**Input material**

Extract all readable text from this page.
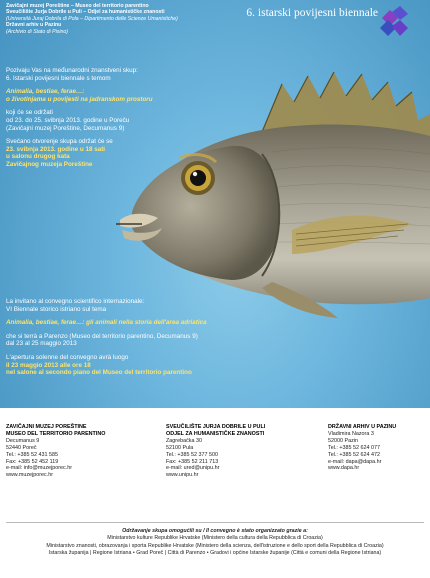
Zavičajni muzej Poreštine – Museo del territorio parentino

Sveučilište Jurja Dobrile u Puli – Odjel za humanističke znanosti

(Università Juraj Dobrila di Pola – Dipartimento delle Scienze Umanistiche)

Državni arhiv u Pazinu

(Archivio di Stato di Pisino)

6. istarski povijesni biennale

Pozivaju Vas na međunarodni znanstveni skup:

6. Istarski povijesni biennale s temom

Animalia, bestiae, ferae…:

o životinjama u povijesti na jadranskom prostoru

koji će se održati

od 23. do 25. svibnja 2013. godine u Poreču

(Zavičajni muzej Poreštine, Decumanus 9)

Svečano otvorenje skupa održat će se

23. svibnja 2013. godine u 18 sati

u salonu drugog kata

Zavičajnog muzeja Poreštine

La invitano al convegno scientifico internazionale:

VI Biennale storico istriano sul tema

Animalia, bestiae, ferae…: gli animali nella storia dell'area adriatica

che si terrà a Parenzo (Museo del territorio parentino, Decumanus 9)

dal 23 al 25 maggio 2013

L'apertura solenne del convegno avrà luogo

il 23 maggio 2013 alle ore 18

nel salone al secondo piano del Museo del territorio parentino

ZAVIČAJNI MUZEJ POREŠTINE

MUSEO DEL TERRITORIO PARENTINO

Decumanus 9

52440 Poreč

Tel.: +385 52 431 585

Fax: +385 52 452 119

e-mail: info@muzejporec.hr

www.muzejporec.hr

SVEUČILIŠTE JURJA DOBRILE U PULI

ODJEL ZA HUMANISTIČKE ZNANOSTI

Zagrebačka 30

52100 Pula

Tel.: +385 52 377 500

Fax: +385 52 211 713

e-mail: ured@unipu.hr

www.unipu.hr

DRŽAVNI ARHIV U PAZINU

Vladimira Nazora 3

52000 Pazin

Tel.: +385 52 624 077

Tel.: +385 52 624 472

e-mail: dapa@dapa.hr

www.dapa.hr

Održavanje skupa omogućili su / Il convegno è stato organizzato grazie a:

Ministarstvo kulture Republike Hrvatske (Ministero della cultura della Repubblica di Croazia)

Ministarstvo znanosti, obrazovanja i sporta Republike Hrvatske (Ministero della scienza, dell'istruzione e dello sport della Repubblica di Croazia)

Istarska županija | Regione Istriana • Grad Poreč | Città di Parenzo • Gradovi i općine Istarske županije (Città e comuni della Regione Istriana)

**Set exercise**
Return the material word for word. Pictures are not part of the copy.

**Solution to the problem**
Extract all readable text from this page.
Zavičajni muzej Poreštine – Museo del territorio parentino

Sveučilište Jurja Dobrile u Puli – Odjel za humanističke znanosti

(Università Juraj Dobrila di Pola – Dipartimento delle Scienze Umanistiche)

Državni arhiv u Pazinu

(Archivio di Stato di Pisino)

6. istarski povijesni biennale

Pozivaju Vas na međunarodni znanstveni skup:

6. Istarski povijesni biennale s temom

Animalia, bestiae, ferae…:

o životinjama u povijesti na jadranskom prostoru

koji će se održati

od 23. do 25. svibnja 2013. godine u Poreču

(Zavičajni muzej Poreštine, Decumanus 9)

Svečano otvorenje skupa održat će se

23. svibnja 2013. godine u 18 sati

u salonu drugog kata

Zavičajnog muzeja Poreštine

La invitano al convegno scientifico internazionale:

VI Biennale storico istriano sul tema

Animalia, bestiae, ferae…: gli animali nella storia dell'area adriatica

che si terrà a Parenzo (Museo del territorio parentino, Decumanus 9)

dal 23 al 25 maggio 2013

L'apertura solenne del convegno avrà luogo

il 23 maggio 2013 alle ore 18

nel salone al secondo piano del Museo del territorio parentino

ZAVIČAJNI MUZEJ POREŠTINE

MUSEO DEL TERRITORIO PARENTINO

Decumanus 9

52440 Poreč

Tel.: +385 52 431 585

Fax: +385 52 452 119

e-mail: info@muzejporec.hr

www.muzejporec.hr

SVEUČILIŠTE JURJA DOBRILE U PULI

ODJEL ZA HUMANISTIČKE ZNANOSTI

Zagrebačka 30

52100 Pula

Tel.: +385 52 377 500

Fax: +385 52 211 713

e-mail: ured@unipu.hr

www.unipu.hr

DRŽAVNI ARHIV U PAZINU

Vladimira Nazora 3

52000 Pazin

Tel.: +385 52 624 077

Tel.: +385 52 624 472

e-mail: dapa@dapa.hr

www.dapa.hr

Održavanje skupa omogućili su / Il convegno è stato organizzato grazie a:

Ministarstvo kulture Republike Hrvatske (Ministero della cultura della Repubblica di Croazia)

Ministarstvo znanosti, obrazovanja i sporta Republike Hrvatske (Ministero della scienza, dell'istruzione e dello sport della Repubblica di Croazia)

Istarska županija | Regione Istriana • Grad Poreč | Città di Parenzo • Gradovi i općine Istarske županije (Città e comuni della Regione Istriana)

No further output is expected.